[YOUR INSTRUCTIONS]: Copy out the listing in full, exactly as written, but not its pictures.

[RECORDS SUPPLIED]:

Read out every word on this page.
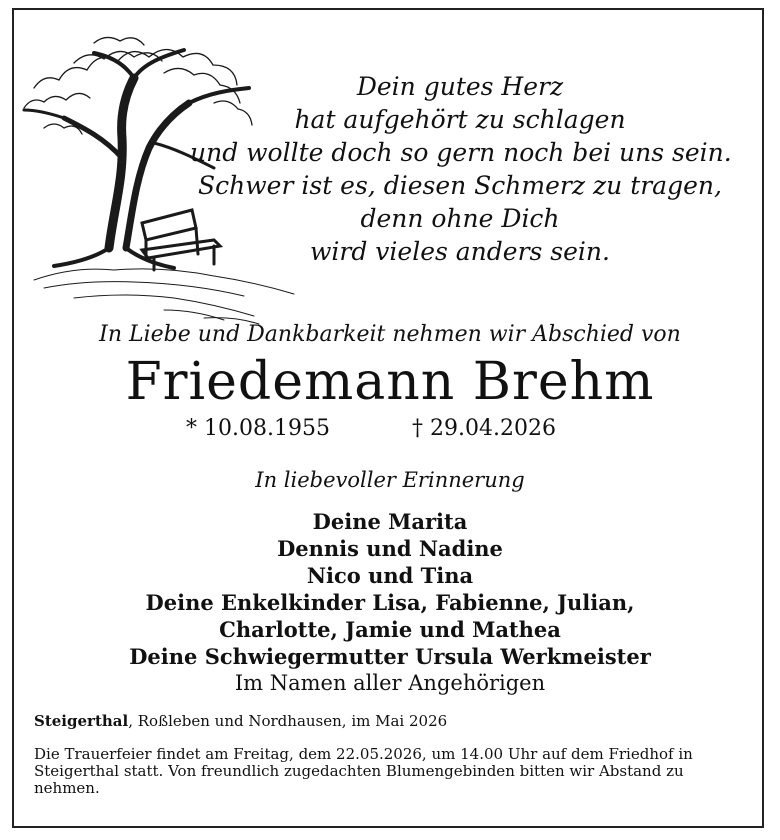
Dein gutes Herz
hat aufgehört zu schlagen
und wollte doch so gern noch bei uns sein.
Schwer ist es, diesen Schmerz zu tragen,
denn ohne Dich
wird vieles anders sein.
In Liebe und Dankbarkeit nehmen wir Abschied von
Friedemann Brehm
* 10.08.1955	† 29.04.2026
In liebevoller Erinnerung
Deine Marita
Dennis und Nadine
Nico und Tina
Deine Enkelkinder Lisa, Fabienne, Julian,
Charlotte, Jamie und Mathea
Deine Schwiegermutter Ursula Werkmeister
Im Namen aller Angehörigen
Steigerthal, Roßleben und Nordhausen, im Mai 2026
Die Trauerfeier findet am Freitag, dem 22.05.2026, um 14.00 Uhr auf dem Friedhof in Steigerthal statt. Von freundlich zugedachten Blumengebinden bitten wir Abstand zu nehmen.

[ANSWER TO THE EXERCISE]:
Read out every word on this page.
Dein gutes Herz
hat aufgehört zu schlagen
und wollte doch so gern noch bei uns sein.
Schwer ist es, diesen Schmerz zu tragen,
denn ohne Dich
wird vieles anders sein.
In Liebe und Dankbarkeit nehmen wir Abschied von
Friedemann Brehm
* 10.08.1955	† 29.04.2026
In liebevoller Erinnerung
Deine Marita
Dennis und Nadine
Nico und Tina
Deine Enkelkinder Lisa, Fabienne, Julian,
Charlotte, Jamie und Mathea
Deine Schwiegermutter Ursula Werkmeister
Im Namen aller Angehörigen
Steigerthal, Roßleben und Nordhausen, im Mai 2026
Die Trauerfeier findet am Freitag, dem 22.05.2026, um 14.00 Uhr auf dem Friedhof in Steigerthal statt. Von freundlich zugedachten Blumengebinden bitten wir Abstand zu nehmen.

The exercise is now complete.